## begin Material for the task
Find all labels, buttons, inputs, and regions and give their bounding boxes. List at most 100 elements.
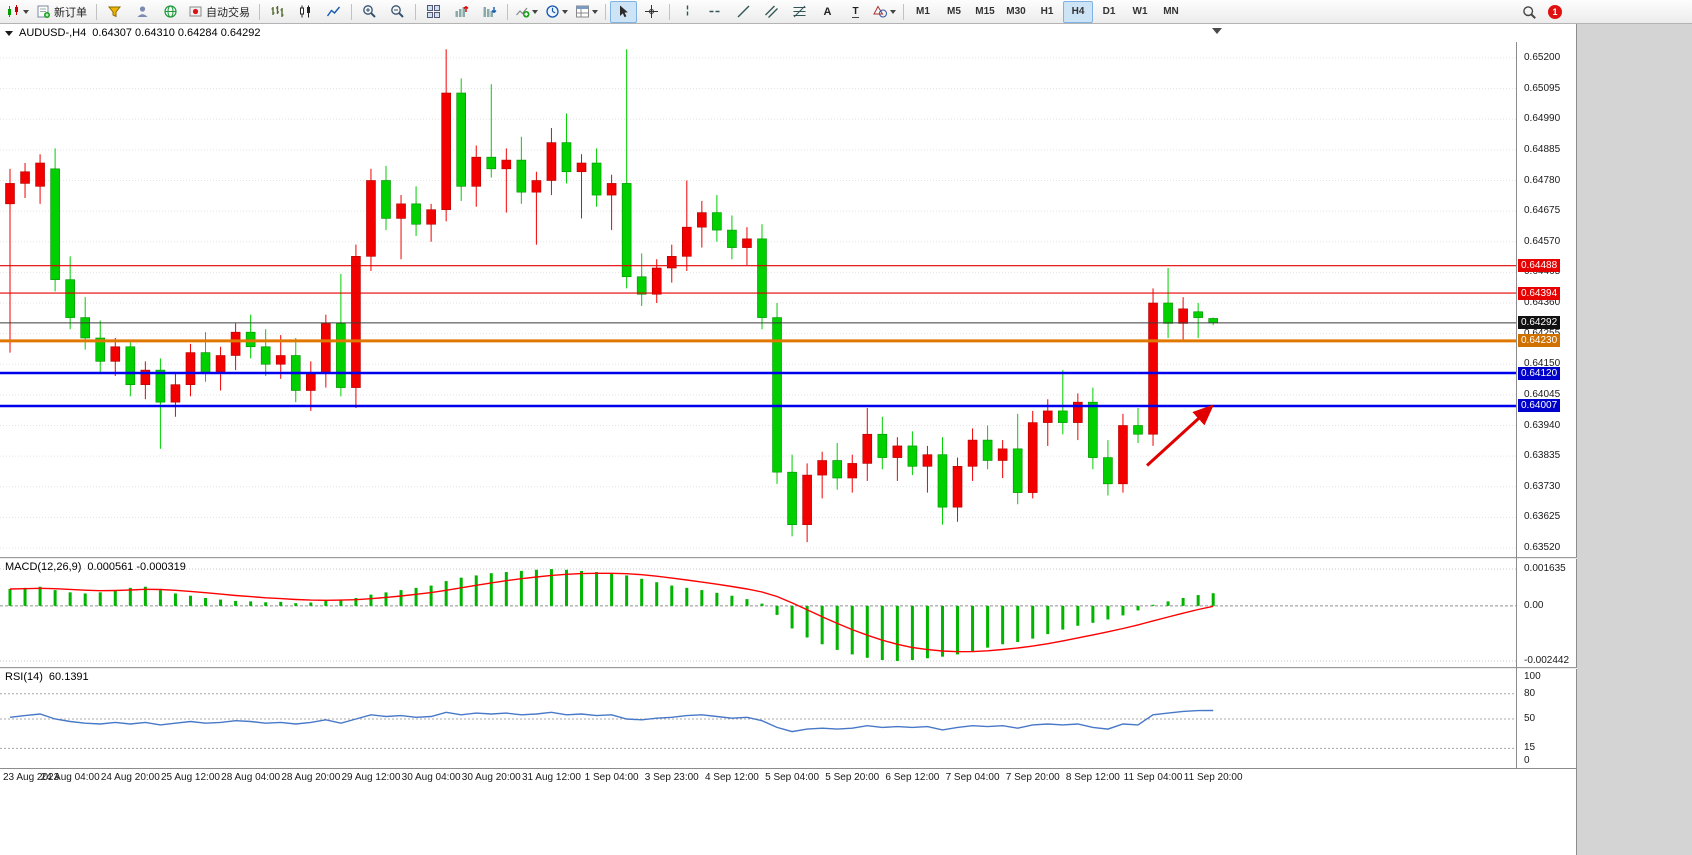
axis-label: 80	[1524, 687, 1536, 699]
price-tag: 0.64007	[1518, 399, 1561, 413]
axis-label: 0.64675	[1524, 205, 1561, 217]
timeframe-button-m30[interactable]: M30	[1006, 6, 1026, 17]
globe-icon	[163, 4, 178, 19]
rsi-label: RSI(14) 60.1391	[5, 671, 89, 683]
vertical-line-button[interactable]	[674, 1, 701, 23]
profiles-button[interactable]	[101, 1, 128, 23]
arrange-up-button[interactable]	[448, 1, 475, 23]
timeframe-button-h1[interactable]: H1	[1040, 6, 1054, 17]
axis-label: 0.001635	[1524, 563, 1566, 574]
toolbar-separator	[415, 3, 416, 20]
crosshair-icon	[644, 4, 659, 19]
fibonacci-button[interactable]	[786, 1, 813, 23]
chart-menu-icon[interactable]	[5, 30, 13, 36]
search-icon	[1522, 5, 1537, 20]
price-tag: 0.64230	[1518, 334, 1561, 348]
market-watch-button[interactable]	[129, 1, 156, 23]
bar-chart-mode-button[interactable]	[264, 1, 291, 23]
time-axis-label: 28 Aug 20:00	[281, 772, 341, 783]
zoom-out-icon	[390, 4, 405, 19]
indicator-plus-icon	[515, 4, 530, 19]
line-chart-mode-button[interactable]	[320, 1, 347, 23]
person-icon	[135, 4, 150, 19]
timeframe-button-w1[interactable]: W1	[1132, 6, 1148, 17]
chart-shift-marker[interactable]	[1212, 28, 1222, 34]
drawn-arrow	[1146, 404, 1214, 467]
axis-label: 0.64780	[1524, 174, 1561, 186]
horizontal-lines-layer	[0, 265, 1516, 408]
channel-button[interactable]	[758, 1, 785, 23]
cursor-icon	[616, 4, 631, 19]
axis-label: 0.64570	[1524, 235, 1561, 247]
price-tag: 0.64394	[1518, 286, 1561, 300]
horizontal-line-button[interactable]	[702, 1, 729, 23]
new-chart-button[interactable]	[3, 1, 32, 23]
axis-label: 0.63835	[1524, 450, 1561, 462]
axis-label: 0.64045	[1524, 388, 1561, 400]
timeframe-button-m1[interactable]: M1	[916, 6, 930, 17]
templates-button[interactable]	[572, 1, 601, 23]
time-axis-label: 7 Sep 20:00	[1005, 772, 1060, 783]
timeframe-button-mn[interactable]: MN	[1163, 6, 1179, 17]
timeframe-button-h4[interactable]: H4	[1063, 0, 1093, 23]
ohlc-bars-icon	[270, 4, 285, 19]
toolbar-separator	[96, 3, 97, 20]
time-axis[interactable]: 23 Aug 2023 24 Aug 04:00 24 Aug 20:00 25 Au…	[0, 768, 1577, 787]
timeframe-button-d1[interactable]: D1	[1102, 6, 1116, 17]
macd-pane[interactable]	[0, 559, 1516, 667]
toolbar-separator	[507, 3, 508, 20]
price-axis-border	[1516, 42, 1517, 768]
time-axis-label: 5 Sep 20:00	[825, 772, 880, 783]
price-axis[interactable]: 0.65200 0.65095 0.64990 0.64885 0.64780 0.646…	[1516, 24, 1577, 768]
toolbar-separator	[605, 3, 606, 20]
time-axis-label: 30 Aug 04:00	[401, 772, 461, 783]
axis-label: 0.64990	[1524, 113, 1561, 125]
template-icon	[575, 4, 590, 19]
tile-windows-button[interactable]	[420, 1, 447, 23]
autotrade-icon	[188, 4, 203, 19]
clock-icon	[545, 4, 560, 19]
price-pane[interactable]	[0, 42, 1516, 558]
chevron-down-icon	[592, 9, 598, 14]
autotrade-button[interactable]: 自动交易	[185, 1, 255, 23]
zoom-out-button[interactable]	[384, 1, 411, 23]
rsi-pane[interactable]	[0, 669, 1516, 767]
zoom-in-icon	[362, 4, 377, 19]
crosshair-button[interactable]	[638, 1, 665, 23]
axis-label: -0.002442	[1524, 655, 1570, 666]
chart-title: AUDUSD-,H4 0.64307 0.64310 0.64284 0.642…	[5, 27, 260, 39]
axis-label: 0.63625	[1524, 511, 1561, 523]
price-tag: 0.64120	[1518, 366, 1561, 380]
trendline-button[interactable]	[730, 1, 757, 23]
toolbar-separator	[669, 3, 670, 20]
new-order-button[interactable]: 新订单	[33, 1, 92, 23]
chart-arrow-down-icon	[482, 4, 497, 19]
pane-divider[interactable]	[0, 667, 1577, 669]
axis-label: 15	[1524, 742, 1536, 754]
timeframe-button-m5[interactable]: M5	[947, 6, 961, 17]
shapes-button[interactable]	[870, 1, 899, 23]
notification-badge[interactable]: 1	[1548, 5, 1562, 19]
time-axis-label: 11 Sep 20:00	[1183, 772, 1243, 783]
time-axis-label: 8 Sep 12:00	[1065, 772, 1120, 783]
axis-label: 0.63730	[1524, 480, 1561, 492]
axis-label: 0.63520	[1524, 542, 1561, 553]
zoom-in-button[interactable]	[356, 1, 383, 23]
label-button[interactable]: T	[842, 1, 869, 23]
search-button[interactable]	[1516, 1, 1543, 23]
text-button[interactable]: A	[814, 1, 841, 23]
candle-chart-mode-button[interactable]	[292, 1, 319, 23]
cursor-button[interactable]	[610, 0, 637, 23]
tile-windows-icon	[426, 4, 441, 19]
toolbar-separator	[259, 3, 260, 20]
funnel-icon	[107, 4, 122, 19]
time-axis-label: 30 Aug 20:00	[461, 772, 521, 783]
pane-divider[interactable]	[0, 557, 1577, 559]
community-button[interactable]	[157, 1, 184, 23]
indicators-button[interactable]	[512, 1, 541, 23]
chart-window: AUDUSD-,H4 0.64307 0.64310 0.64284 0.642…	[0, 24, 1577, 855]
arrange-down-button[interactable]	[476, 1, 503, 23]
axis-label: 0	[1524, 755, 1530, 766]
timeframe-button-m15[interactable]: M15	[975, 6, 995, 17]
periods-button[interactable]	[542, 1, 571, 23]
## end Material for the task
> **Task description**: Reproduce the data above line for line, without altering any text or figure, and omit the pictures from your answer.

> **Full response**:
Find all labels, buttons, inputs, and regions and give their bounding boxes. List at most 100 elements.
axis-label: 80	[1524, 687, 1536, 699]
price-tag: 0.64007	[1518, 399, 1561, 413]
axis-label: 0.64675	[1524, 205, 1561, 217]
timeframe-button-m30[interactable]: M30	[1006, 6, 1026, 17]
globe-icon	[163, 4, 178, 19]
rsi-label: RSI(14) 60.1391	[5, 671, 89, 683]
vertical-line-button[interactable]	[674, 1, 701, 23]
profiles-button[interactable]	[101, 1, 128, 23]
arrange-up-button[interactable]	[448, 1, 475, 23]
timeframe-button-h1[interactable]: H1	[1040, 6, 1054, 17]
axis-label: 0.001635	[1524, 563, 1566, 574]
toolbar-separator	[415, 3, 416, 20]
crosshair-icon	[644, 4, 659, 19]
fibonacci-button[interactable]	[786, 1, 813, 23]
chart-menu-icon[interactable]	[5, 30, 13, 36]
search-icon	[1522, 5, 1537, 20]
price-tag: 0.64230	[1518, 334, 1561, 348]
market-watch-button[interactable]	[129, 1, 156, 23]
bar-chart-mode-button[interactable]	[264, 1, 291, 23]
time-axis-label: 28 Aug 20:00	[281, 772, 341, 783]
zoom-out-icon	[390, 4, 405, 19]
indicator-plus-icon	[515, 4, 530, 19]
line-chart-mode-button[interactable]	[320, 1, 347, 23]
person-icon	[135, 4, 150, 19]
timeframe-button-w1[interactable]: W1	[1132, 6, 1148, 17]
chart-shift-marker[interactable]	[1212, 28, 1222, 34]
drawn-arrow	[1146, 404, 1214, 467]
axis-label: 0.64780	[1524, 174, 1561, 186]
horizontal-lines-layer	[0, 265, 1516, 408]
channel-button[interactable]	[758, 1, 785, 23]
cursor-icon	[616, 4, 631, 19]
axis-label: 0.64570	[1524, 235, 1561, 247]
price-tag: 0.64394	[1518, 286, 1561, 300]
horizontal-line-button[interactable]	[702, 1, 729, 23]
new-chart-button[interactable]	[3, 1, 32, 23]
axis-label: 0.63835	[1524, 450, 1561, 462]
axis-label: 0.64045	[1524, 388, 1561, 400]
timeframe-button-m1[interactable]: M1	[916, 6, 930, 17]
templates-button[interactable]	[572, 1, 601, 23]
time-axis-label: 7 Sep 20:00	[1005, 772, 1060, 783]
timeframe-button-mn[interactable]: MN	[1163, 6, 1179, 17]
timeframe-button-h4[interactable]: H4	[1063, 0, 1093, 23]
ohlc-bars-icon	[270, 4, 285, 19]
toolbar-separator	[96, 3, 97, 20]
time-axis[interactable]: 23 Aug 2023 24 Aug 04:00 24 Aug 20:00 25 Au…	[0, 768, 1577, 787]
timeframe-button-d1[interactable]: D1	[1102, 6, 1116, 17]
macd-pane[interactable]	[0, 559, 1516, 667]
toolbar-separator	[507, 3, 508, 20]
price-axis-border	[1516, 42, 1517, 768]
time-axis-label: 5 Sep 20:00	[825, 772, 880, 783]
price-axis[interactable]: 0.65200 0.65095 0.64990 0.64885 0.64780 0.646…	[1516, 24, 1577, 768]
toolbar-separator	[605, 3, 606, 20]
time-axis-label: 30 Aug 04:00	[401, 772, 461, 783]
axis-label: 0.64990	[1524, 113, 1561, 125]
template-icon	[575, 4, 590, 19]
tile-windows-button[interactable]	[420, 1, 447, 23]
autotrade-icon	[188, 4, 203, 19]
clock-icon	[545, 4, 560, 19]
price-pane[interactable]	[0, 42, 1516, 558]
chevron-down-icon	[592, 9, 598, 14]
autotrade-button[interactable]: 自动交易	[185, 1, 255, 23]
zoom-out-button[interactable]	[384, 1, 411, 23]
rsi-pane[interactable]	[0, 669, 1516, 767]
zoom-in-icon	[362, 4, 377, 19]
crosshair-button[interactable]	[638, 1, 665, 23]
axis-label: -0.002442	[1524, 655, 1570, 666]
chart-title: AUDUSD-,H4 0.64307 0.64310 0.64284 0.642…	[5, 27, 260, 39]
axis-label: 0.63625	[1524, 511, 1561, 523]
price-tag: 0.64120	[1518, 366, 1561, 380]
trendline-button[interactable]	[730, 1, 757, 23]
toolbar-separator	[669, 3, 670, 20]
new-order-button[interactable]: 新订单	[33, 1, 92, 23]
chart-arrow-down-icon	[482, 4, 497, 19]
pane-divider[interactable]	[0, 667, 1577, 669]
axis-label: 15	[1524, 742, 1536, 754]
timeframe-button-m5[interactable]: M5	[947, 6, 961, 17]
shapes-button[interactable]	[870, 1, 899, 23]
notification-badge[interactable]: 1	[1548, 5, 1562, 19]
time-axis-label: 11 Sep 20:00	[1183, 772, 1243, 783]
time-axis-label: 8 Sep 12:00	[1065, 772, 1120, 783]
axis-label: 0.63730	[1524, 480, 1561, 492]
axis-label: 0.63520	[1524, 542, 1561, 553]
zoom-in-button[interactable]	[356, 1, 383, 23]
label-button[interactable]: T	[842, 1, 869, 23]
search-button[interactable]	[1516, 1, 1543, 23]
text-button[interactable]: A	[814, 1, 841, 23]
candle-chart-mode-button[interactable]	[292, 1, 319, 23]
cursor-button[interactable]	[610, 0, 637, 23]
tile-windows-icon	[426, 4, 441, 19]
toolbar-separator	[259, 3, 260, 20]
funnel-icon	[107, 4, 122, 19]
time-axis-label: 30 Aug 20:00	[461, 772, 521, 783]
pane-divider[interactable]	[0, 557, 1577, 559]
community-button[interactable]	[157, 1, 184, 23]
indicators-button[interactable]	[512, 1, 541, 23]
chart-window: AUDUSD-,H4 0.64307 0.64310 0.64284 0.642…	[0, 24, 1577, 855]
arrange-down-button[interactable]	[476, 1, 503, 23]
axis-label: 0	[1524, 755, 1530, 766]
timeframe-button-m15[interactable]: M15	[975, 6, 995, 17]
periods-button[interactable]	[542, 1, 571, 23]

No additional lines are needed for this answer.